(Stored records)
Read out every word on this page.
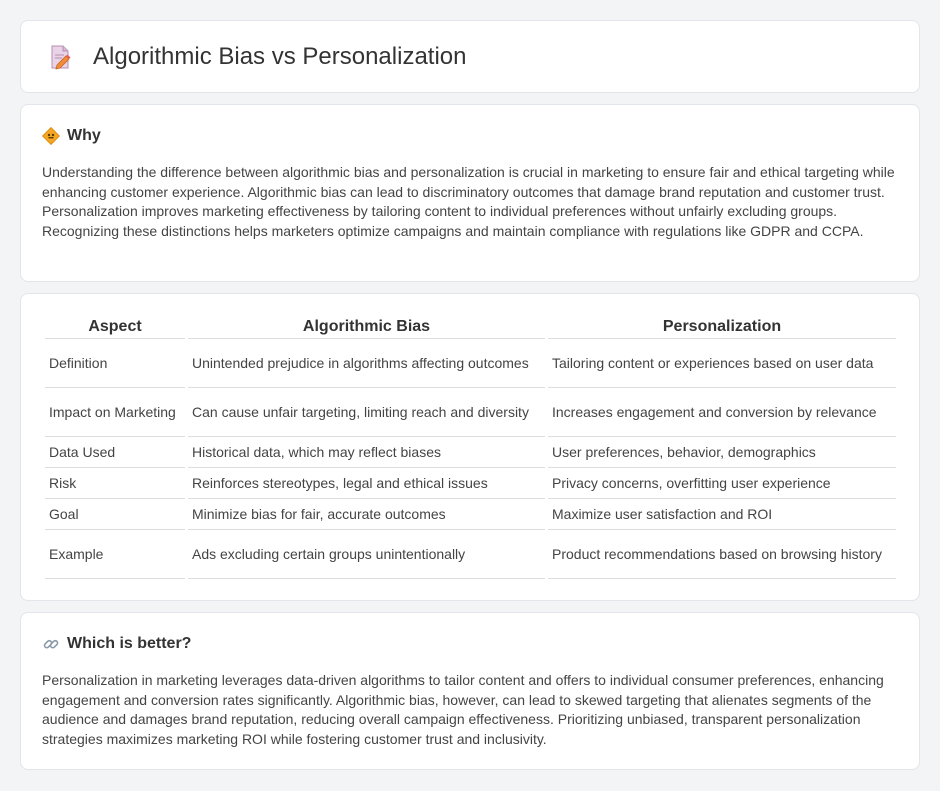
Algorithmic Bias vs Personalization
Why

Understanding the difference between algorithmic bias and personalization is crucial in marketing to ensure fair and ethical targeting while enhancing customer experience. Algorithmic bias can lead to discriminatory outcomes that damage brand reputation and customer trust. Personalization improves marketing effectiveness by tailoring content to individual preferences without unfairly excluding groups. Recognizing these distinctions helps marketers optimize campaigns and maintain compliance with regulations like GDPR and CCPA.

Aspect	Algorithmic Bias	Personalization
Definition	Unintended prejudice in algorithms affecting outcomes	Tailoring content or experiences based on user data
Impact on Marketing	Can cause unfair targeting, limiting reach and diversity	Increases engagement and conversion by relevance
Data Used	Historical data, which may reflect biases	User preferences, behavior, demographics
Risk	Reinforces stereotypes, legal and ethical issues	Privacy concerns, overfitting user experience
Goal	Minimize bias for fair, accurate outcomes	Maximize user satisfaction and ROI
Example	Ads excluding certain groups unintentionally	Product recommendations based on browsing history
Which is better?

Personalization in marketing leverages data-driven algorithms to tailor content and offers to individual consumer preferences, enhancing engagement and conversion rates significantly. Algorithmic bias, however, can lead to skewed targeting that alienates segments of the audience and damages brand reputation, reducing overall campaign effectiveness. Prioritizing unbiased, transparent personalization strategies maximizes marketing ROI while fostering customer trust and inclusivity.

**EXERCISE DIRECTIONS:**
Find every line containing the word "based", then give the total and nothing more.

**ANSWER FOR THE TASK:**
2